WHAT IS EXPECTED:
Copy out every line of the listing below word for word, leaving out the pictures.

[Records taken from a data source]
▼

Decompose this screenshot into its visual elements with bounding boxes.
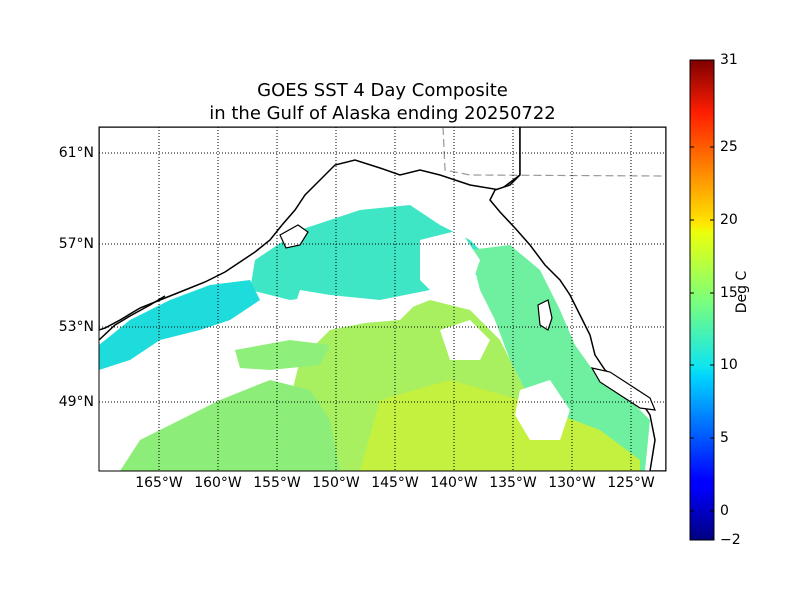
colorbar-tick-5: 5 bbox=[720, 430, 729, 446]
sst-patch-southeast bbox=[360, 380, 640, 471]
colorbar-tick-minus2: −2 bbox=[720, 532, 741, 548]
colorbar-tick-20: 20 bbox=[720, 212, 738, 228]
lat-label-61n: 61°N bbox=[58, 145, 94, 161]
lon-label-155w: 155°W bbox=[253, 475, 301, 491]
colorbar-label: Deg C bbox=[734, 270, 750, 314]
lon-label-145w: 145°W bbox=[371, 475, 419, 491]
lon-label-125w: 125°W bbox=[607, 475, 655, 491]
sst-patch-west bbox=[99, 280, 260, 370]
vancouver-island bbox=[590, 367, 656, 411]
land-canada bbox=[489, 127, 666, 471]
lat-label-57n: 57°N bbox=[58, 236, 94, 252]
cloud-gap-2 bbox=[420, 230, 480, 300]
aleutian-chain bbox=[99, 295, 166, 341]
colorbar bbox=[689, 59, 715, 541]
cloud-gap-5 bbox=[440, 320, 490, 360]
kodiak-island bbox=[279, 224, 309, 249]
lat-label-53n: 53°N bbox=[58, 319, 94, 335]
colorbar-tick-25: 25 bbox=[720, 139, 738, 155]
sst-patch-coast bbox=[470, 245, 650, 471]
land-alaska bbox=[99, 127, 521, 331]
colorbar-ticks bbox=[690, 59, 714, 512]
cloud-gap-1 bbox=[290, 290, 420, 325]
lon-label-135w: 135°W bbox=[489, 475, 537, 491]
lon-label-150w: 150°W bbox=[312, 475, 360, 491]
colorbar-tick-10: 10 bbox=[720, 357, 738, 373]
cloud-gap-4 bbox=[99, 360, 240, 430]
haida-gwaii bbox=[537, 299, 553, 331]
map-frame bbox=[98, 126, 667, 472]
map-title-line-2: in the Gulf of Alaska ending 20250722 bbox=[209, 103, 556, 124]
sst-patch-mid bbox=[235, 340, 330, 370]
lon-label-160w: 160°W bbox=[194, 475, 242, 491]
sst-field bbox=[99, 127, 666, 471]
lon-label-140w: 140°W bbox=[430, 475, 478, 491]
lon-label-130w: 130°W bbox=[548, 475, 596, 491]
cloud-gap-3 bbox=[515, 380, 570, 440]
colorbar-tick-31: 31 bbox=[720, 52, 738, 68]
sst-patch-south bbox=[120, 380, 340, 471]
border-alaska-canada bbox=[442, 127, 666, 177]
map-title-line-1: GOES SST 4 Day Composite bbox=[257, 80, 508, 101]
lon-label-165w: 165°W bbox=[135, 475, 183, 491]
lat-label-49n: 49°N bbox=[58, 394, 94, 410]
colorbar-tick-0: 0 bbox=[720, 503, 729, 519]
colorbar-tick-15: 15 bbox=[720, 285, 738, 301]
graticule bbox=[99, 127, 666, 471]
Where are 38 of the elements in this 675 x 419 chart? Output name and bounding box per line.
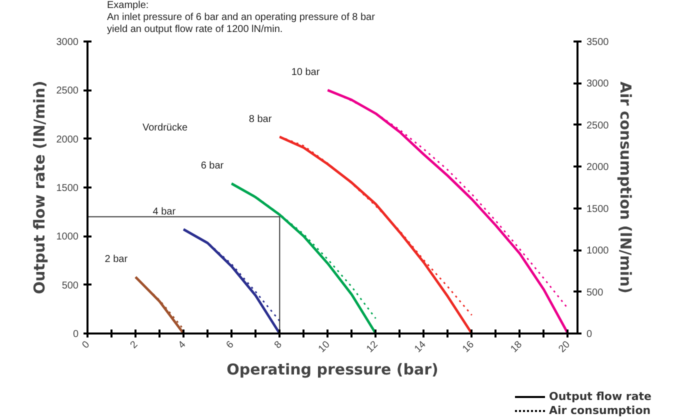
x-tick-label: 4 [176, 339, 188, 352]
x-tick-label: 8 [272, 339, 285, 352]
y2-tick-label: 1500 [586, 204, 610, 215]
series-label: 6 bar [200, 160, 224, 172]
x-tick-label: 16 [460, 339, 477, 355]
text: Air consumption [548, 403, 652, 417]
series-label: 2 bar [104, 254, 128, 266]
x-tick-label: 10 [316, 339, 333, 355]
y2-tick-label: 0 [586, 329, 592, 340]
x-tick-label: 14 [412, 339, 429, 355]
y2-tick-label: 2500 [586, 120, 610, 132]
x-axis-title: Operating pressure (bar) [226, 360, 438, 378]
y-tick-label: 1000 [56, 232, 79, 243]
y-tick-label: 2500 [56, 86, 79, 97]
text: Example: An inlet pressure of 6 bar and an operating pressure of 8 bar yield an output flow rate of 1200 lN/min. [107, 0, 375, 36]
y2-tick-label: 3500 [586, 37, 610, 48]
x-tick-label: 18 [508, 339, 525, 355]
x-tick-label: 6 [224, 339, 237, 352]
x-tick-label: 12 [364, 339, 381, 355]
y2-tick-label: 3000 [586, 78, 610, 90]
annotation: Vordrücke [142, 122, 188, 134]
y2-tick-label: 500 [586, 287, 604, 298]
y-tick-label: 0 [72, 329, 79, 340]
x-tick-label: 20 [556, 339, 573, 355]
y2-tick-label: 1000 [586, 246, 610, 257]
y-tick-label: 2000 [56, 134, 79, 146]
text: Output flow rate [548, 389, 652, 403]
series-label: 8 bar [248, 114, 272, 125]
y2-axis-title: Air consumption (lN/min) [616, 81, 635, 294]
y-tick-label: 1500 [56, 183, 79, 194]
y-axis-title: Output flow rate (lN/min) [30, 80, 48, 294]
x-tick-label: 0 [80, 339, 92, 352]
y2-tick-label: 2000 [586, 162, 610, 174]
y-tick-label: 500 [62, 280, 79, 292]
series-label: 10 bar [291, 67, 320, 78]
y-tick-label: 3000 [56, 37, 79, 48]
series-label: 4 bar [152, 206, 176, 218]
x-tick-label: 2 [128, 339, 140, 352]
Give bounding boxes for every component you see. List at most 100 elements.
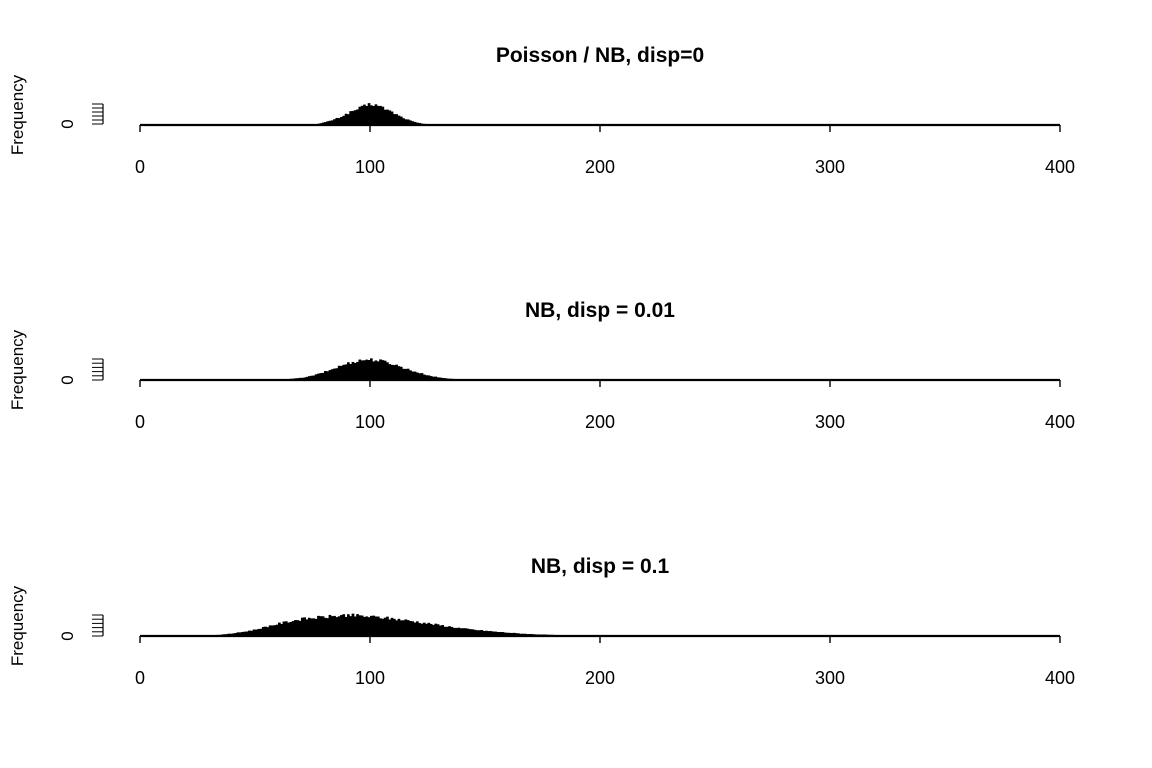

▲

OUTPUT FOR THIS TASK:
Decompose this screenshot into its visual elements with bounding boxes.
colorbar-tick-5: 5 bbox=[720, 430, 729, 446]
sst-patch-southeast bbox=[360, 380, 640, 471]
colorbar-tick-minus2: −2 bbox=[720, 532, 741, 548]
colorbar-tick-20: 20 bbox=[720, 212, 738, 228]
lat-label-61n: 61°N bbox=[58, 145, 94, 161]
lon-label-155w: 155°W bbox=[253, 475, 301, 491]
colorbar-label: Deg C bbox=[734, 270, 750, 314]
lon-label-145w: 145°W bbox=[371, 475, 419, 491]
lon-label-125w: 125°W bbox=[607, 475, 655, 491]
sst-patch-west bbox=[99, 280, 260, 370]
vancouver-island bbox=[590, 367, 656, 411]
land-canada bbox=[489, 127, 666, 471]
lat-label-57n: 57°N bbox=[58, 236, 94, 252]
cloud-gap-2 bbox=[420, 230, 480, 300]
aleutian-chain bbox=[99, 295, 166, 341]
colorbar bbox=[689, 59, 715, 541]
cloud-gap-5 bbox=[440, 320, 490, 360]
kodiak-island bbox=[279, 224, 309, 249]
lat-label-53n: 53°N bbox=[58, 319, 94, 335]
colorbar-tick-25: 25 bbox=[720, 139, 738, 155]
sst-patch-coast bbox=[470, 245, 650, 471]
land-alaska bbox=[99, 127, 521, 331]
colorbar-ticks bbox=[690, 59, 714, 512]
cloud-gap-1 bbox=[290, 290, 420, 325]
lon-label-135w: 135°W bbox=[489, 475, 537, 491]
lon-label-150w: 150°W bbox=[312, 475, 360, 491]
colorbar-tick-10: 10 bbox=[720, 357, 738, 373]
cloud-gap-4 bbox=[99, 360, 240, 430]
haida-gwaii bbox=[537, 299, 553, 331]
map-frame bbox=[98, 126, 667, 472]
map-title-line-2: in the Gulf of Alaska ending 20250722 bbox=[209, 103, 556, 124]
sst-patch-mid bbox=[235, 340, 330, 370]
lon-label-160w: 160°W bbox=[194, 475, 242, 491]
sst-field bbox=[99, 127, 666, 471]
lon-label-140w: 140°W bbox=[430, 475, 478, 491]
lon-label-130w: 130°W bbox=[548, 475, 596, 491]
cloud-gap-3 bbox=[515, 380, 570, 440]
colorbar-tick-31: 31 bbox=[720, 52, 738, 68]
sst-patch-south bbox=[120, 380, 340, 471]
border-alaska-canada bbox=[442, 127, 666, 177]
map-title-line-1: GOES SST 4 Day Composite bbox=[257, 80, 508, 101]
lon-label-165w: 165°W bbox=[135, 475, 183, 491]
lat-label-49n: 49°N bbox=[58, 394, 94, 410]
colorbar-tick-0: 0 bbox=[720, 503, 729, 519]
colorbar-tick-15: 15 bbox=[720, 285, 738, 301]
graticule bbox=[99, 127, 666, 471]
Where are 38 of the elements in this 675 x 419 chart? Output name and bounding box per line.
x-tick-label: 4 [176, 339, 188, 352]
x-tick-label: 8 [272, 339, 285, 352]
y2-tick-label: 1500 [586, 204, 610, 215]
series-label: 6 bar [200, 160, 224, 172]
x-tick-label: 16 [460, 339, 477, 355]
text: Air consumption [548, 403, 652, 417]
series-label: 2 bar [104, 254, 128, 266]
x-tick-label: 10 [316, 339, 333, 355]
y2-tick-label: 0 [586, 329, 592, 340]
x-tick-label: 14 [412, 339, 429, 355]
y2-tick-label: 2500 [586, 120, 610, 132]
x-axis-title: Operating pressure (bar) [226, 360, 438, 378]
y-tick-label: 1000 [56, 232, 79, 243]
y-tick-label: 2500 [56, 86, 79, 97]
text: Example: An inlet pressure of 6 bar and an operating pressure of 8 bar yield an output flow rate of 1200 lN/min. [107, 0, 375, 36]
y2-tick-label: 3500 [586, 37, 610, 48]
x-tick-label: 18 [508, 339, 525, 355]
x-tick-label: 6 [224, 339, 237, 352]
x-tick-label: 12 [364, 339, 381, 355]
y2-tick-label: 3000 [586, 78, 610, 90]
annotation: Vordrücke [142, 122, 188, 134]
y2-tick-label: 500 [586, 287, 604, 298]
y-tick-label: 0 [72, 329, 79, 340]
x-tick-label: 20 [556, 339, 573, 355]
y2-tick-label: 1000 [586, 246, 610, 257]
y-tick-label: 2000 [56, 134, 79, 146]
text: Output flow rate [548, 389, 652, 403]
series-label: 8 bar [248, 114, 272, 125]
y2-axis-title: Air consumption (lN/min) [616, 81, 635, 294]
y-tick-label: 1500 [56, 183, 79, 194]
y-axis-title: Output flow rate (lN/min) [30, 80, 48, 294]
x-tick-label: 0 [80, 339, 92, 352]
y2-tick-label: 2000 [586, 162, 610, 174]
y-tick-label: 500 [62, 280, 79, 292]
series-label: 10 bar [291, 67, 320, 78]
y-tick-label: 3000 [56, 37, 79, 48]
series-label: 4 bar [152, 206, 176, 218]
x-tick-label: 2 [128, 339, 140, 352]
Give bounding boxes for every component you see. List at most 100 elements.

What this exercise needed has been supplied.